The problem: Copy all the entries word for word, but omit the pictures.

Exercise material:
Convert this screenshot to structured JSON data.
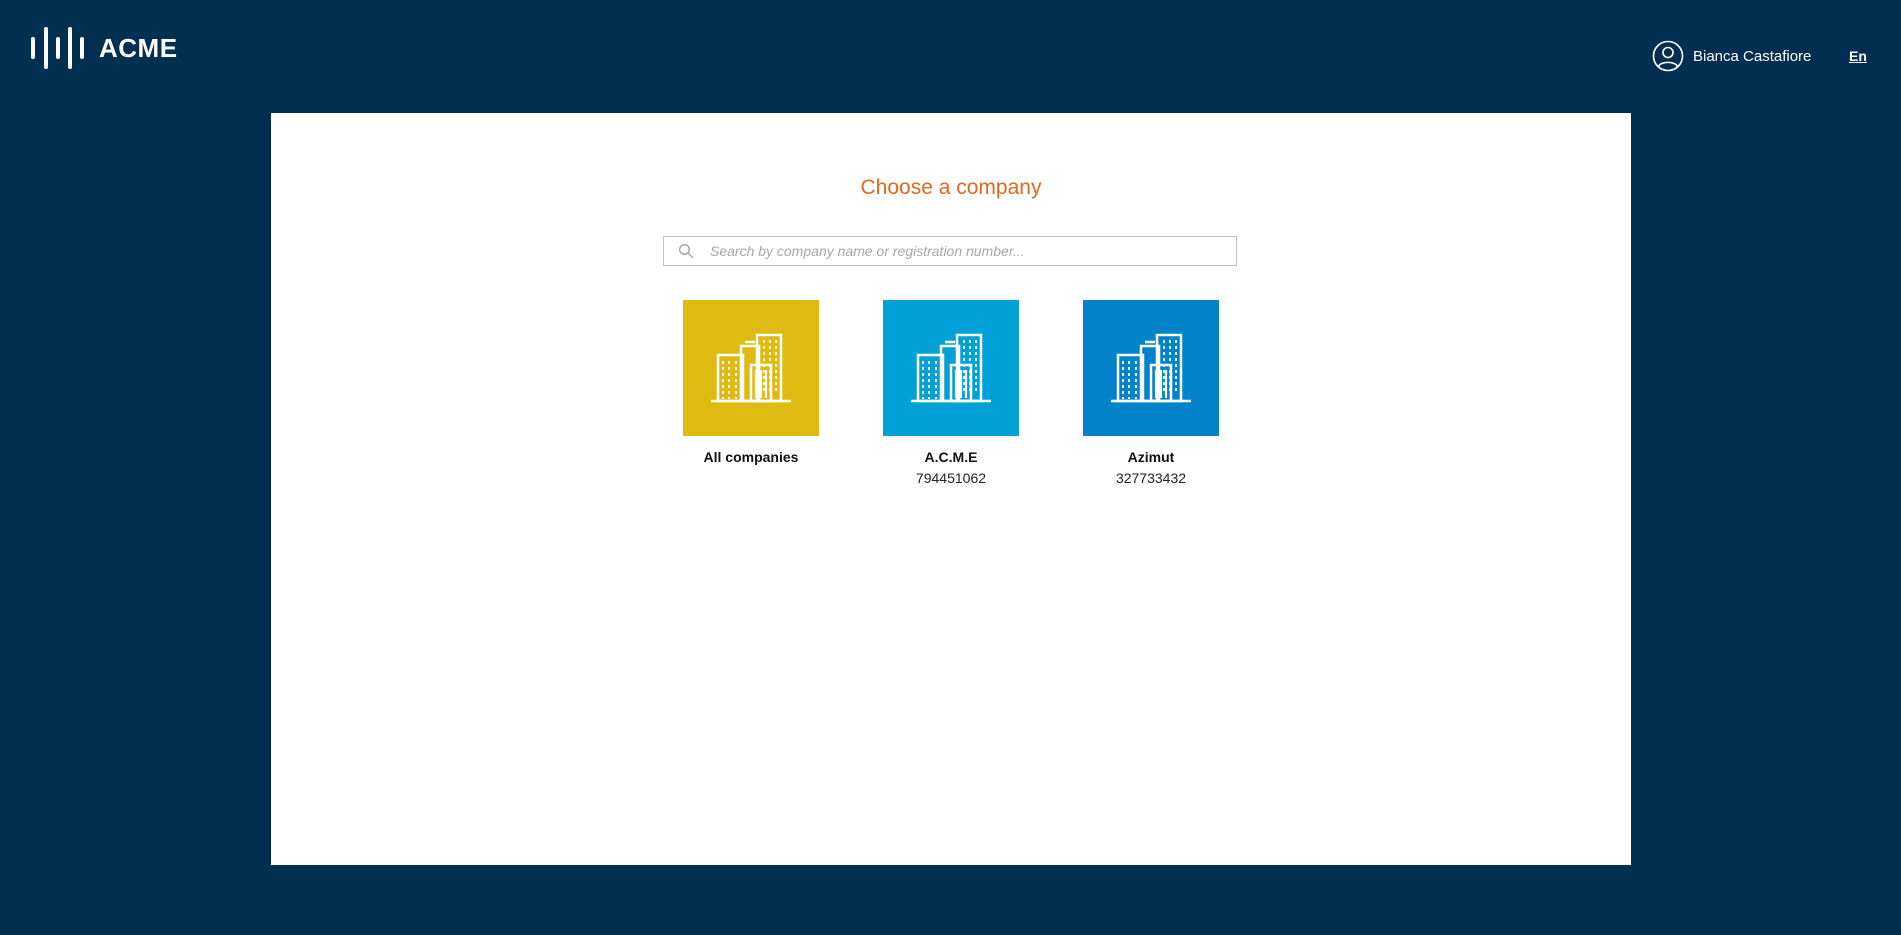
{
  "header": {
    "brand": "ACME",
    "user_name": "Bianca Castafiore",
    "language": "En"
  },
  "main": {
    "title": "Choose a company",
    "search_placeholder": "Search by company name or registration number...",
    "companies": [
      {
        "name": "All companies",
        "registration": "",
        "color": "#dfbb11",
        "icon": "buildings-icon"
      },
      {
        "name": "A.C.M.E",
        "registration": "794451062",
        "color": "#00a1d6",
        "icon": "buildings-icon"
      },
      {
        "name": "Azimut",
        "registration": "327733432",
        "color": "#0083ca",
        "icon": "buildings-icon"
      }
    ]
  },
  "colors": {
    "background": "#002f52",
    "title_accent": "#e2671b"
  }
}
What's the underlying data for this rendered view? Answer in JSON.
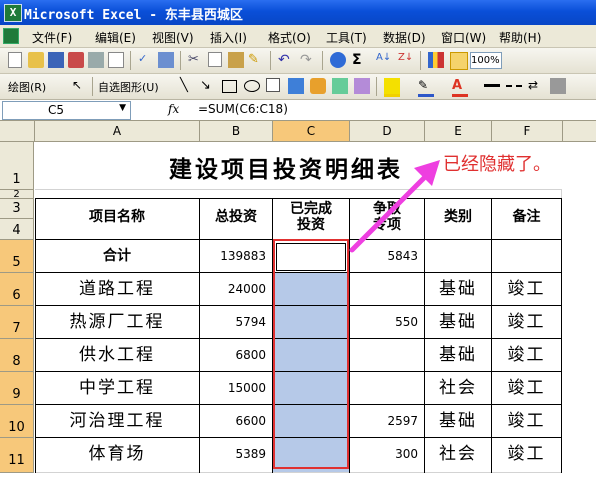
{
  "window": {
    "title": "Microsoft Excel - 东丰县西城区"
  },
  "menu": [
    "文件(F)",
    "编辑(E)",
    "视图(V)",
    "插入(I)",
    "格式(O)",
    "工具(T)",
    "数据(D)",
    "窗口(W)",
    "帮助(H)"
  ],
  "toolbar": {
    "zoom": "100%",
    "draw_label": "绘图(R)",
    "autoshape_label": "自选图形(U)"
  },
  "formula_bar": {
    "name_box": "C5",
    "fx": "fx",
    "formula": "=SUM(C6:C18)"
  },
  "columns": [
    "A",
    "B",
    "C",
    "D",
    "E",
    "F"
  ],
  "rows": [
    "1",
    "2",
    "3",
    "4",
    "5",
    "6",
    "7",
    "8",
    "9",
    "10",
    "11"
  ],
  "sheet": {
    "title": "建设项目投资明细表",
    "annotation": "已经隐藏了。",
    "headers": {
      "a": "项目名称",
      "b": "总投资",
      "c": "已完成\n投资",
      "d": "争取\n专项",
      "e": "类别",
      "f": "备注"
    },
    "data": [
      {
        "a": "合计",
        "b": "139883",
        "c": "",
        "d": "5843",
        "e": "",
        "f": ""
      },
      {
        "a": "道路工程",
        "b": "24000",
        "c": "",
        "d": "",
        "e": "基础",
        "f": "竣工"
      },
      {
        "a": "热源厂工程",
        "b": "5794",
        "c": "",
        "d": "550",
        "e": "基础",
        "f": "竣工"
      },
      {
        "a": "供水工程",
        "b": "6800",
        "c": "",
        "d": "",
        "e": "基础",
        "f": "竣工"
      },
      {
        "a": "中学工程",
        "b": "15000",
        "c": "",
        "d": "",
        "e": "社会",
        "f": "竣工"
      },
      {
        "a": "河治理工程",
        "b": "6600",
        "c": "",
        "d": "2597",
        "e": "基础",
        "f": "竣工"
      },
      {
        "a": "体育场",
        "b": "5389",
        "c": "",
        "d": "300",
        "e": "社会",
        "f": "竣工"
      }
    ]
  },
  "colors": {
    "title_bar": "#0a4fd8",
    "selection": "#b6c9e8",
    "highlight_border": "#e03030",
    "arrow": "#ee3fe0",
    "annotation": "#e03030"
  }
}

Written solution:
Convert this screenshot to structured JSON data.
{
  "header": {
    "brand": "ACME",
    "user_name": "Bianca Castafiore",
    "language": "En"
  },
  "main": {
    "title": "Choose a company",
    "search_placeholder": "Search by company name or registration number...",
    "companies": [
      {
        "name": "All companies",
        "registration": "",
        "color": "#dfbb11",
        "icon": "buildings-icon"
      },
      {
        "name": "A.C.M.E",
        "registration": "794451062",
        "color": "#00a1d6",
        "icon": "buildings-icon"
      },
      {
        "name": "Azimut",
        "registration": "327733432",
        "color": "#0083ca",
        "icon": "buildings-icon"
      }
    ]
  },
  "colors": {
    "background": "#002f52",
    "title_accent": "#e2671b"
  }
}
What's the underlying data for this rendered view? Answer in JSON.
{
  "window": {
    "title": "Microsoft Excel - 东丰县西城区"
  },
  "menu": [
    "文件(F)",
    "编辑(E)",
    "视图(V)",
    "插入(I)",
    "格式(O)",
    "工具(T)",
    "数据(D)",
    "窗口(W)",
    "帮助(H)"
  ],
  "toolbar": {
    "zoom": "100%",
    "draw_label": "绘图(R)",
    "autoshape_label": "自选图形(U)"
  },
  "formula_bar": {
    "name_box": "C5",
    "fx": "fx",
    "formula": "=SUM(C6:C18)"
  },
  "columns": [
    "A",
    "B",
    "C",
    "D",
    "E",
    "F"
  ],
  "rows": [
    "1",
    "2",
    "3",
    "4",
    "5",
    "6",
    "7",
    "8",
    "9",
    "10",
    "11"
  ],
  "sheet": {
    "title": "建设项目投资明细表",
    "annotation": "已经隐藏了。",
    "headers": {
      "a": "项目名称",
      "b": "总投资",
      "c": "已完成\n投资",
      "d": "争取\n专项",
      "e": "类别",
      "f": "备注"
    },
    "data": [
      {
        "a": "合计",
        "b": "139883",
        "c": "",
        "d": "5843",
        "e": "",
        "f": ""
      },
      {
        "a": "道路工程",
        "b": "24000",
        "c": "",
        "d": "",
        "e": "基础",
        "f": "竣工"
      },
      {
        "a": "热源厂工程",
        "b": "5794",
        "c": "",
        "d": "550",
        "e": "基础",
        "f": "竣工"
      },
      {
        "a": "供水工程",
        "b": "6800",
        "c": "",
        "d": "",
        "e": "基础",
        "f": "竣工"
      },
      {
        "a": "中学工程",
        "b": "15000",
        "c": "",
        "d": "",
        "e": "社会",
        "f": "竣工"
      },
      {
        "a": "河治理工程",
        "b": "6600",
        "c": "",
        "d": "2597",
        "e": "基础",
        "f": "竣工"
      },
      {
        "a": "体育场",
        "b": "5389",
        "c": "",
        "d": "300",
        "e": "社会",
        "f": "竣工"
      }
    ]
  },
  "colors": {
    "title_bar": "#0a4fd8",
    "selection": "#b6c9e8",
    "highlight_border": "#e03030",
    "arrow": "#ee3fe0",
    "annotation": "#e03030"
  }
}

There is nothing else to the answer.